=== OBJECTIVE ===
Identify, in the records below, every line where the string "text" appears, and copy each such line.

* Start THE RECORDS *

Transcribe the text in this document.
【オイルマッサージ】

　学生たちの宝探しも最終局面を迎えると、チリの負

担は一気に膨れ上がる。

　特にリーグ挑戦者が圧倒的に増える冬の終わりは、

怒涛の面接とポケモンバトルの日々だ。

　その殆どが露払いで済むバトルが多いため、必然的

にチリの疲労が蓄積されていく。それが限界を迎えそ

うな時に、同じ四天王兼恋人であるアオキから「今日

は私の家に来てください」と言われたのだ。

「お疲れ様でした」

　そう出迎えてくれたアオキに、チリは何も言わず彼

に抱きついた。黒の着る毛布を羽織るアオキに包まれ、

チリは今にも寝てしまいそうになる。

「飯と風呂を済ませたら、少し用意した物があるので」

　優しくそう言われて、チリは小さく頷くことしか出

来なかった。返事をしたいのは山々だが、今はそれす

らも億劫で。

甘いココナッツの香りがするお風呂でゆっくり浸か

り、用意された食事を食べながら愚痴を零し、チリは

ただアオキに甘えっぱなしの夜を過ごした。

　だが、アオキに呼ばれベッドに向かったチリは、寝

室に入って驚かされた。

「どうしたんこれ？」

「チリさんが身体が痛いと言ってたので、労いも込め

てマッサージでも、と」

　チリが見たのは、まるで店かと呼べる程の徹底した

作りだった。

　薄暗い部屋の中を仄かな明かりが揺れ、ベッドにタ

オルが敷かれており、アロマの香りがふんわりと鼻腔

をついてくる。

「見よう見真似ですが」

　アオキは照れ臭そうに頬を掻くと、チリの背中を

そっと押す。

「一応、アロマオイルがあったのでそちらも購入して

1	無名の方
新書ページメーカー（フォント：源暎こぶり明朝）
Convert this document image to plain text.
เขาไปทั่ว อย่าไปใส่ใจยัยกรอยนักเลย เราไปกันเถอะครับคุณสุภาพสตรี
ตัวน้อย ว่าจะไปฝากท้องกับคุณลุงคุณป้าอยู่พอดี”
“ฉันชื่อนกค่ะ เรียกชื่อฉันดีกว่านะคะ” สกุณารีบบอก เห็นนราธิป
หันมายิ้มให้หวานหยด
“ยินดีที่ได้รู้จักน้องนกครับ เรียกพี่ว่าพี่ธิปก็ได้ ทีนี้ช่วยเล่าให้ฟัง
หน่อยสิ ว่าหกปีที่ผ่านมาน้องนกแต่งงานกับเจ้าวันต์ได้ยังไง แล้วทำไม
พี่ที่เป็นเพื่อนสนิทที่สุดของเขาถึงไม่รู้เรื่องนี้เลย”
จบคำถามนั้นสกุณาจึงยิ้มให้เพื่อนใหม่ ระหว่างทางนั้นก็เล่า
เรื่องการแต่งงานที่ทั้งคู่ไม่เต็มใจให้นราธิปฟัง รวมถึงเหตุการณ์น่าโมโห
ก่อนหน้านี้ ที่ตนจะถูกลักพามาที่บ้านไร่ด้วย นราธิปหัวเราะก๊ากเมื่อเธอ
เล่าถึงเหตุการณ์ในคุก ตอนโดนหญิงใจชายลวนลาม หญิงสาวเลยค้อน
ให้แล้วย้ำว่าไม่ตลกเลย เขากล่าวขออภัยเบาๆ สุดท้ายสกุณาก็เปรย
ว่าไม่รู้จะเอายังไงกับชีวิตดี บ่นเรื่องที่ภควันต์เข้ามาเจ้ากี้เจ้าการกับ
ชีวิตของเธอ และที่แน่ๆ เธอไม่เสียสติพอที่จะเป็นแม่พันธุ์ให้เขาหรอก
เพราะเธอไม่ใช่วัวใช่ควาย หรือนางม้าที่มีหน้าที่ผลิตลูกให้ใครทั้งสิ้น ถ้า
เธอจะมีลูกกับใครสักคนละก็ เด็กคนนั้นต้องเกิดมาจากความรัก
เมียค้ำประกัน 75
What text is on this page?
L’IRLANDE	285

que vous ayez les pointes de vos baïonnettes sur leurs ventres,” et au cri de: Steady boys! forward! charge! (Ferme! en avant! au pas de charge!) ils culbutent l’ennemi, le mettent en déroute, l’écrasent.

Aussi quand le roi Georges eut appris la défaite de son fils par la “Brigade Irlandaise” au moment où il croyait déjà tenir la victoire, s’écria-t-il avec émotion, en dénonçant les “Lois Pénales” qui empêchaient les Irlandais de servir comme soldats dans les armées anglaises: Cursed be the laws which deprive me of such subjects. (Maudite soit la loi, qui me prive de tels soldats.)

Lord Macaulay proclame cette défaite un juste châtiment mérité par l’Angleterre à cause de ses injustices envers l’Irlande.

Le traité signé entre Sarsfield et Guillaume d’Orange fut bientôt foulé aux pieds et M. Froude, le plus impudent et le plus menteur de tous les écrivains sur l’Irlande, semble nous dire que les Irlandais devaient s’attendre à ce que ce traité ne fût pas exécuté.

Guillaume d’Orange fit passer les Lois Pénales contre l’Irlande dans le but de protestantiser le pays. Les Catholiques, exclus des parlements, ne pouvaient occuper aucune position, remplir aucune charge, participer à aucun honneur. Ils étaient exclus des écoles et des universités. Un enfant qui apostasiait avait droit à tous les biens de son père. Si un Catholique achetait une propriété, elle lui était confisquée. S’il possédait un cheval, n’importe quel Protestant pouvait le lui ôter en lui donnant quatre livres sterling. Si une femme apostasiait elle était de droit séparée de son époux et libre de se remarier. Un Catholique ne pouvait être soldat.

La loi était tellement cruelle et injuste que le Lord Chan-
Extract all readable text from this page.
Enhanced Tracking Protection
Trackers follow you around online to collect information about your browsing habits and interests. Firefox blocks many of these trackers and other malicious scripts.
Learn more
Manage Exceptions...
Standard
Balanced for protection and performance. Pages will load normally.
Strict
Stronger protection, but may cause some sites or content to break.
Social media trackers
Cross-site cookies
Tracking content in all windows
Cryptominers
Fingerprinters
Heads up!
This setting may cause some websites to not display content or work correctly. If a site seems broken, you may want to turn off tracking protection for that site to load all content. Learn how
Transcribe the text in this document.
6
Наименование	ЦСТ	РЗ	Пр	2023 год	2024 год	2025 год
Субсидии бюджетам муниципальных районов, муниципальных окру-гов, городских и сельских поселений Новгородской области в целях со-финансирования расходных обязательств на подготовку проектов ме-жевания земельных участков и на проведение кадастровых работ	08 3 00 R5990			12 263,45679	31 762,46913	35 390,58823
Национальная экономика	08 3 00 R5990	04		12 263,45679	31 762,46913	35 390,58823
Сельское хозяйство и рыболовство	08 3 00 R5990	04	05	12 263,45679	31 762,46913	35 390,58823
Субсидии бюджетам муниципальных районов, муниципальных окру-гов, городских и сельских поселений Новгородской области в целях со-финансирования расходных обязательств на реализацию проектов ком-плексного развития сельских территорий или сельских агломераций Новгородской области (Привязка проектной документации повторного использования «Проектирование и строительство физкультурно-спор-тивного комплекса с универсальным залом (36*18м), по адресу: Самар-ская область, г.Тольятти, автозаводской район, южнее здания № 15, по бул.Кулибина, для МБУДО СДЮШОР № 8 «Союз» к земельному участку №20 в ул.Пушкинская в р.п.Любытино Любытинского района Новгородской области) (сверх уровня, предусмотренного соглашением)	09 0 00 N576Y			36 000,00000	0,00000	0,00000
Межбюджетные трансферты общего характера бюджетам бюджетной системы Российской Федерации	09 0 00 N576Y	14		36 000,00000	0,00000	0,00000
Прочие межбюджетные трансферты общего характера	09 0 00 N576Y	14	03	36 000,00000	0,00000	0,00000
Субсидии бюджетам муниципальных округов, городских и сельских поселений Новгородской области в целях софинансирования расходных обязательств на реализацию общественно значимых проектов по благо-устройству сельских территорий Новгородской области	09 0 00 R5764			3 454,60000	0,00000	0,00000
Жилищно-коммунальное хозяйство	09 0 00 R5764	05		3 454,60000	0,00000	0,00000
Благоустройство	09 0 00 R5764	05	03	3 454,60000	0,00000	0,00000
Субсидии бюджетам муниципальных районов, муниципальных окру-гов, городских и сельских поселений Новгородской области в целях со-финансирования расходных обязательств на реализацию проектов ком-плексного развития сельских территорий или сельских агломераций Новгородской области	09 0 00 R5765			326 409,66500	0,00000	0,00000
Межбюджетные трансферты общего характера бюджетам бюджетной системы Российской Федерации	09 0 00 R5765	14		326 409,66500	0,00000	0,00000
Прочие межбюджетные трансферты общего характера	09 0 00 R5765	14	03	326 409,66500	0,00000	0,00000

* End THE RECORDS *

=== TASK SOLUTION ===
Transcribe the text in this document.
Convert this document image to plain text.
What text is on this page?
Extract all readable text from this page.
Transcribe the text in this document.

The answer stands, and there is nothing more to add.